Written exercise:
Find every line below that contains the word "their" and copy it out.

----------------------------------------

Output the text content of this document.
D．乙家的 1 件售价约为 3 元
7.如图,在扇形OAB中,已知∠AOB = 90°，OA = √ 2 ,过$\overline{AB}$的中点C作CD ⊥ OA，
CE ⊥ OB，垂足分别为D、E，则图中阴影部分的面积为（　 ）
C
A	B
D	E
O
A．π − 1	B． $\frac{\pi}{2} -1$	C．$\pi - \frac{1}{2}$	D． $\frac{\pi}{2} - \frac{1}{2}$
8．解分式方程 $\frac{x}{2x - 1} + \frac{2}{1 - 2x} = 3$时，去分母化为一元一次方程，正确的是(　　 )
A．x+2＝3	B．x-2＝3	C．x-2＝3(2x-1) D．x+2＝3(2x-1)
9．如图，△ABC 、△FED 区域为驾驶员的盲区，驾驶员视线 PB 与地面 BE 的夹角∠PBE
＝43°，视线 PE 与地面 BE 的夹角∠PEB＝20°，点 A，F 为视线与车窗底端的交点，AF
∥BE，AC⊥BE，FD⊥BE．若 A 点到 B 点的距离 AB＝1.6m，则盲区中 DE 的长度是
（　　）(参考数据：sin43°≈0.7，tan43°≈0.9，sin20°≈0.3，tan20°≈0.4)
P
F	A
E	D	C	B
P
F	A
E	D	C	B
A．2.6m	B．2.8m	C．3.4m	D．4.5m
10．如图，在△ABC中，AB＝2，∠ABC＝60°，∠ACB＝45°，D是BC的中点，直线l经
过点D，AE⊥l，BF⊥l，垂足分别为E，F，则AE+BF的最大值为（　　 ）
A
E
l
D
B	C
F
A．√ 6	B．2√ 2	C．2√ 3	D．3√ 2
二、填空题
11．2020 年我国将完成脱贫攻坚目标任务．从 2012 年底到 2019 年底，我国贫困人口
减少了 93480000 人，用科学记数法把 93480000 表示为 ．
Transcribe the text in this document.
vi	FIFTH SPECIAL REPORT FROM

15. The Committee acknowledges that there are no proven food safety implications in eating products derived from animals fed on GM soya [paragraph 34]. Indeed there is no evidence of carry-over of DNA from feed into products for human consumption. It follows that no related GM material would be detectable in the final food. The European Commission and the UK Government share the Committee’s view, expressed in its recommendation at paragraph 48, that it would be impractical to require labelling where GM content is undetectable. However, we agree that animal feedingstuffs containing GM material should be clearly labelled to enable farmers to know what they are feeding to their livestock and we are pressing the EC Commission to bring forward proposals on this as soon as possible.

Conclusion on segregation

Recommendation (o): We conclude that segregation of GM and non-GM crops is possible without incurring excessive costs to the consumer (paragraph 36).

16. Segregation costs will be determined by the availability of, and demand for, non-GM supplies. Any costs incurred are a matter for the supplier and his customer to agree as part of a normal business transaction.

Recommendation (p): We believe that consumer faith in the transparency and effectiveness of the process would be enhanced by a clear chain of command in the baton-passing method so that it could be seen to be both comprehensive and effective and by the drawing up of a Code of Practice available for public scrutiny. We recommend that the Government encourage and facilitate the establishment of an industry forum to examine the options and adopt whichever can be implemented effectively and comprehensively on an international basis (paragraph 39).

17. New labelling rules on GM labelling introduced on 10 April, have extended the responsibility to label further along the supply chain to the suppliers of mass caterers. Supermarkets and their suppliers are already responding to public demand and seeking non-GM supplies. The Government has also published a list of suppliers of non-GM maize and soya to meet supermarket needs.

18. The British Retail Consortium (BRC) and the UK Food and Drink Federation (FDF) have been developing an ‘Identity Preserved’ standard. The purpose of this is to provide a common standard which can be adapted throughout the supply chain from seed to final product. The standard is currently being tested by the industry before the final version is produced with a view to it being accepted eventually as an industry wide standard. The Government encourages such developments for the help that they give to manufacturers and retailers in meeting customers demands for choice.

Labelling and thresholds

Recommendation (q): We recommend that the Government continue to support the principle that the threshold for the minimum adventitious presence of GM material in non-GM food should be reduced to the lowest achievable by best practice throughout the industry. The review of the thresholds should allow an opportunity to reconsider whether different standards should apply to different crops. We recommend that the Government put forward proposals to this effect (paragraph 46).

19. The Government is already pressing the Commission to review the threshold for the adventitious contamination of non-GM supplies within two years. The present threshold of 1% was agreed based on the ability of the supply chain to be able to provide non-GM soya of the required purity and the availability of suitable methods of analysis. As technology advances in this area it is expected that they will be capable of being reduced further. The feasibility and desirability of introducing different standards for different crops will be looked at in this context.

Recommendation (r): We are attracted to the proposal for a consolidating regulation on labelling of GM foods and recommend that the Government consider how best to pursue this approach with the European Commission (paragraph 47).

----------------------------------------

Reply to the exercise:
15. The Committee acknowledges that there are no proven food safety implications in eating products derived from animals fed on GM soya [paragraph 34]. Indeed there is no evidence of carry-over of DNA from feed into products for human consumption. It follows that no related GM material would be detectable in the final food. The European Commission and the UK Government share the Committee’s view, expressed in its recommendation at paragraph 48, that it would be impractical to require labelling where GM content is undetectable. However, we agree that animal feedingstuffs containing GM material should be clearly labelled to enable farmers to know what they are feeding to their livestock and we are pressing the EC Commission to bring forward proposals on this as soon as possible.
17. New labelling rules on GM labelling introduced on 10 April, have extended the responsibility to label further along the supply chain to the suppliers of mass caterers. Supermarkets and their suppliers are already responding to public demand and seeking non-GM supplies. The Government has also published a list of suppliers of non-GM maize and soya to meet supermarket needs.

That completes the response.